[Records from a collection]

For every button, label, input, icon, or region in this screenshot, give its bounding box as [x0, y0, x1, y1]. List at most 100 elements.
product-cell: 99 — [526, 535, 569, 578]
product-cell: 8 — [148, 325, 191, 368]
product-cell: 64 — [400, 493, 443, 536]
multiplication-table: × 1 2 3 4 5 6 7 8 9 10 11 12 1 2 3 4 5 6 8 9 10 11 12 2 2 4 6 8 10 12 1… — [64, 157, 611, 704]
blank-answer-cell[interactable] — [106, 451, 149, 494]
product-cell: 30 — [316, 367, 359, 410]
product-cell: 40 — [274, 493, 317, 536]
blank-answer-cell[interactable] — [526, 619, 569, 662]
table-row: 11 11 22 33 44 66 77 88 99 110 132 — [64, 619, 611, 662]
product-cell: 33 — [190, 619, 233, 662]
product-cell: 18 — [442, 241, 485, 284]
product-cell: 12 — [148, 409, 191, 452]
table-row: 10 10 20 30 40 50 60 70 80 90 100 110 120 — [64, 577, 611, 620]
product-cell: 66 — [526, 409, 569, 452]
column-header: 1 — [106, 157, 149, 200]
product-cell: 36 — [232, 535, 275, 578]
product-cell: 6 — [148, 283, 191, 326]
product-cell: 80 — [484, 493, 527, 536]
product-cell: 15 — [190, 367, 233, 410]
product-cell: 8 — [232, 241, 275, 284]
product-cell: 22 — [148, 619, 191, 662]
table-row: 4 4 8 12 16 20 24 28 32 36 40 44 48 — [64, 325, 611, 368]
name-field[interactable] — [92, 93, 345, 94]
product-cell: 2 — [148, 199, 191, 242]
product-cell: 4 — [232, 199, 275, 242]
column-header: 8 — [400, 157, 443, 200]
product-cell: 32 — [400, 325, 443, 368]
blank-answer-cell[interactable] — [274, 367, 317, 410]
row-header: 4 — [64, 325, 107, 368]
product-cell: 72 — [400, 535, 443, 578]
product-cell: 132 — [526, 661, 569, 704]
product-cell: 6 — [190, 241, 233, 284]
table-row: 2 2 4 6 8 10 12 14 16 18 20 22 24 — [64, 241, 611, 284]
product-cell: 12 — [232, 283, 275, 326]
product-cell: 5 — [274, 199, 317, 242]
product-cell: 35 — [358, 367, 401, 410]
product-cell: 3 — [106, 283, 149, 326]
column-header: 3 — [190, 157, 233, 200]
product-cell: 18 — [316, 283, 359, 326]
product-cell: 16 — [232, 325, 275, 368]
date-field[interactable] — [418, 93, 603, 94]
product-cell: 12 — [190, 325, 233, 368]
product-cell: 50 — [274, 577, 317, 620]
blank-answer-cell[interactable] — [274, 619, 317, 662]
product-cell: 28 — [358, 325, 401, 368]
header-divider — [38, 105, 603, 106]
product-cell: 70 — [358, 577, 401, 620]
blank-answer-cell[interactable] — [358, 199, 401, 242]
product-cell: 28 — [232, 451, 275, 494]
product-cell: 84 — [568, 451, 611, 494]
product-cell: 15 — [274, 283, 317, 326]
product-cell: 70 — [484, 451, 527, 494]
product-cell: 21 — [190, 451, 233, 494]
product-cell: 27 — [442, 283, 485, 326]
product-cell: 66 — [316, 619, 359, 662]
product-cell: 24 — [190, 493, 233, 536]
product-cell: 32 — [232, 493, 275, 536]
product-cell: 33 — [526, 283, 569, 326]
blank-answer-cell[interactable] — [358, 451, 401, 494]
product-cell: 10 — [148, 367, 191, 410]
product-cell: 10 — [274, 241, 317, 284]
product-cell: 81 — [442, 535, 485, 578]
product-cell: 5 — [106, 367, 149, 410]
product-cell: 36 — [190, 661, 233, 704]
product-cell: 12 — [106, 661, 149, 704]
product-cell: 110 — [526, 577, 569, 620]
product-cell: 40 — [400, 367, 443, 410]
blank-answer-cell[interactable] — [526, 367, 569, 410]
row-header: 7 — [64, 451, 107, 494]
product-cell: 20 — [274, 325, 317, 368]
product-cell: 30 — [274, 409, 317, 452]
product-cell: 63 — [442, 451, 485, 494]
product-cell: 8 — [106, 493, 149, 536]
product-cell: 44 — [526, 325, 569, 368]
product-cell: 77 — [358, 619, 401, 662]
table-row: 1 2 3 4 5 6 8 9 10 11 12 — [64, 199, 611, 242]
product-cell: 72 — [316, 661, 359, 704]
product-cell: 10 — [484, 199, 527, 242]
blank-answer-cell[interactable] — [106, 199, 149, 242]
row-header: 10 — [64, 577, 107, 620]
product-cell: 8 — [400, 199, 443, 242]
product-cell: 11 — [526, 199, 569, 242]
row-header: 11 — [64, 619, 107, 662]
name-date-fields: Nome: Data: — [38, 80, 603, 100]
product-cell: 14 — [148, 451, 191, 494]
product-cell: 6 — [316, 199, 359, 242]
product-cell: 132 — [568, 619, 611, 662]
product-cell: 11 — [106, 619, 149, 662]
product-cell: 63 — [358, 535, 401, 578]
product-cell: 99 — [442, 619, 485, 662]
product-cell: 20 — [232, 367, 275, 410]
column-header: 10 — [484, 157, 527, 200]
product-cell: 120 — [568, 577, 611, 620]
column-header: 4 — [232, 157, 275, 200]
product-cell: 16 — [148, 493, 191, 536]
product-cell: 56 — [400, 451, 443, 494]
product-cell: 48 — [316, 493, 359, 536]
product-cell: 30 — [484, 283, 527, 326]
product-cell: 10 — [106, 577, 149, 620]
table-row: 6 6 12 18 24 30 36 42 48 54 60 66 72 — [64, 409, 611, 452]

*Problem description*. Copy each line of the records above without any changes.

*Reply to the task*.
For every button, label, input, icon, or region in this screenshot, give its bounding box as [x0, y0, x1, y1]. List at most 100 elements.
product-cell: 99 — [526, 535, 569, 578]
product-cell: 8 — [148, 325, 191, 368]
product-cell: 64 — [400, 493, 443, 536]
multiplication-table: × 1 2 3 4 5 6 7 8 9 10 11 12 1 2 3 4 5 6 8 9 10 11 12 2 2 4 6 8 10 12 1… — [64, 157, 611, 704]
blank-answer-cell[interactable] — [106, 451, 149, 494]
product-cell: 30 — [316, 367, 359, 410]
product-cell: 40 — [274, 493, 317, 536]
blank-answer-cell[interactable] — [526, 619, 569, 662]
table-row: 11 11 22 33 44 66 77 88 99 110 132 — [64, 619, 611, 662]
product-cell: 33 — [190, 619, 233, 662]
product-cell: 18 — [442, 241, 485, 284]
product-cell: 12 — [148, 409, 191, 452]
table-row: 10 10 20 30 40 50 60 70 80 90 100 110 120 — [64, 577, 611, 620]
product-cell: 66 — [526, 409, 569, 452]
column-header: 1 — [106, 157, 149, 200]
product-cell: 36 — [232, 535, 275, 578]
product-cell: 6 — [148, 283, 191, 326]
product-cell: 80 — [484, 493, 527, 536]
product-cell: 15 — [190, 367, 233, 410]
product-cell: 8 — [232, 241, 275, 284]
product-cell: 22 — [148, 619, 191, 662]
table-row: 4 4 8 12 16 20 24 28 32 36 40 44 48 — [64, 325, 611, 368]
name-field[interactable] — [92, 93, 345, 94]
product-cell: 2 — [148, 199, 191, 242]
product-cell: 4 — [232, 199, 275, 242]
column-header: 8 — [400, 157, 443, 200]
product-cell: 32 — [400, 325, 443, 368]
blank-answer-cell[interactable] — [274, 367, 317, 410]
row-header: 4 — [64, 325, 107, 368]
product-cell: 72 — [400, 535, 443, 578]
product-cell: 132 — [526, 661, 569, 704]
product-cell: 6 — [190, 241, 233, 284]
table-row: 2 2 4 6 8 10 12 14 16 18 20 22 24 — [64, 241, 611, 284]
product-cell: 12 — [232, 283, 275, 326]
product-cell: 5 — [274, 199, 317, 242]
product-cell: 35 — [358, 367, 401, 410]
product-cell: 3 — [106, 283, 149, 326]
column-header: 3 — [190, 157, 233, 200]
product-cell: 18 — [316, 283, 359, 326]
product-cell: 16 — [232, 325, 275, 368]
date-field[interactable] — [418, 93, 603, 94]
product-cell: 12 — [190, 325, 233, 368]
product-cell: 50 — [274, 577, 317, 620]
blank-answer-cell[interactable] — [274, 619, 317, 662]
product-cell: 28 — [358, 325, 401, 368]
header-divider — [38, 105, 603, 106]
product-cell: 70 — [358, 577, 401, 620]
blank-answer-cell[interactable] — [358, 199, 401, 242]
product-cell: 28 — [232, 451, 275, 494]
product-cell: 84 — [568, 451, 611, 494]
product-cell: 15 — [274, 283, 317, 326]
product-cell: 70 — [484, 451, 527, 494]
product-cell: 21 — [190, 451, 233, 494]
product-cell: 27 — [442, 283, 485, 326]
product-cell: 66 — [316, 619, 359, 662]
product-cell: 24 — [190, 493, 233, 536]
product-cell: 32 — [232, 493, 275, 536]
product-cell: 33 — [526, 283, 569, 326]
blank-answer-cell[interactable] — [358, 451, 401, 494]
product-cell: 10 — [148, 367, 191, 410]
product-cell: 10 — [274, 241, 317, 284]
product-cell: 81 — [442, 535, 485, 578]
product-cell: 5 — [106, 367, 149, 410]
product-cell: 36 — [190, 661, 233, 704]
product-cell: 12 — [106, 661, 149, 704]
product-cell: 110 — [526, 577, 569, 620]
product-cell: 40 — [400, 367, 443, 410]
blank-answer-cell[interactable] — [526, 367, 569, 410]
row-header: 7 — [64, 451, 107, 494]
product-cell: 20 — [274, 325, 317, 368]
product-cell: 30 — [274, 409, 317, 452]
product-cell: 63 — [442, 451, 485, 494]
product-cell: 8 — [106, 493, 149, 536]
product-cell: 44 — [526, 325, 569, 368]
product-cell: 77 — [358, 619, 401, 662]
table-row: 1 2 3 4 5 6 8 9 10 11 12 — [64, 199, 611, 242]
product-cell: 72 — [316, 661, 359, 704]
product-cell: 10 — [484, 199, 527, 242]
blank-answer-cell[interactable] — [106, 199, 149, 242]
row-header: 10 — [64, 577, 107, 620]
product-cell: 8 — [400, 199, 443, 242]
product-cell: 11 — [526, 199, 569, 242]
row-header: 11 — [64, 619, 107, 662]
name-date-fields: Nome: Data: — [38, 80, 603, 100]
product-cell: 14 — [148, 451, 191, 494]
product-cell: 6 — [316, 199, 359, 242]
product-cell: 132 — [568, 619, 611, 662]
product-cell: 11 — [106, 619, 149, 662]
product-cell: 63 — [358, 535, 401, 578]
product-cell: 99 — [442, 619, 485, 662]
product-cell: 20 — [232, 367, 275, 410]
column-header: 10 — [484, 157, 527, 200]
product-cell: 120 — [568, 577, 611, 620]
column-header: 4 — [232, 157, 275, 200]
product-cell: 16 — [148, 493, 191, 536]
product-cell: 56 — [400, 451, 443, 494]
product-cell: 48 — [316, 493, 359, 536]
product-cell: 30 — [484, 283, 527, 326]
product-cell: 10 — [106, 577, 149, 620]
table-row: 6 6 12 18 24 30 36 42 48 54 60 66 72 — [64, 409, 611, 452]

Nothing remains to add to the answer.